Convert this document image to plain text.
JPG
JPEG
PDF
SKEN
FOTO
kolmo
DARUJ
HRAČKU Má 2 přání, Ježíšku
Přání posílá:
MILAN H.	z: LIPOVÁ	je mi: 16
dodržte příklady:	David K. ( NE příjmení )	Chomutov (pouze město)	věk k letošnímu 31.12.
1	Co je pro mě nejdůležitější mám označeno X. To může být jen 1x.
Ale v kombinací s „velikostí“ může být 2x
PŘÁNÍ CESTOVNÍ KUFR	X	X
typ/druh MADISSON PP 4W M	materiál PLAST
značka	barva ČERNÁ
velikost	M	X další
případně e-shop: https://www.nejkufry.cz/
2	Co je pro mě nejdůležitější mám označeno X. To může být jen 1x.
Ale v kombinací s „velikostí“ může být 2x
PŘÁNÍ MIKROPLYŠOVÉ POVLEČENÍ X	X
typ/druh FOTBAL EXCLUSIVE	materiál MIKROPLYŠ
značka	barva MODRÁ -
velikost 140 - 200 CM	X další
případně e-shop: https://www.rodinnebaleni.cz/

# [Work to complete]
Copy out the material word for word and line for line.

# [Result of this task]
Convert this document image to plain text.
JPG
JPEG
PDF
SKEN
FOTO
kolmo
DARUJ
HRAČKU Má 2 přání, Ježíšku
Přání posílá:
MILAN H.	z: LIPOVÁ	je mi: 16
dodržte příklady:	David K. ( NE příjmení )	Chomutov (pouze město)	věk k letošnímu 31.12.
1	Co je pro mě nejdůležitější mám označeno X. To může být jen 1x.
Ale v kombinací s „velikostí“ může být 2x
PŘÁNÍ CESTOVNÍ KUFR	X	X
typ/druh MADISSON PP 4W M	materiál PLAST
značka	barva ČERNÁ
velikost	M	X další
případně e-shop: https://www.nejkufry.cz/
2	Co je pro mě nejdůležitější mám označeno X. To může být jen 1x.
Ale v kombinací s „velikostí“ může být 2x
PŘÁNÍ MIKROPLYŠOVÉ POVLEČENÍ X	X
typ/druh FOTBAL EXCLUSIVE	materiál MIKROPLYŠ
značka	barva MODRÁ -
velikost 140 - 200 CM	X další
případně e-shop: https://www.rodinnebaleni.cz/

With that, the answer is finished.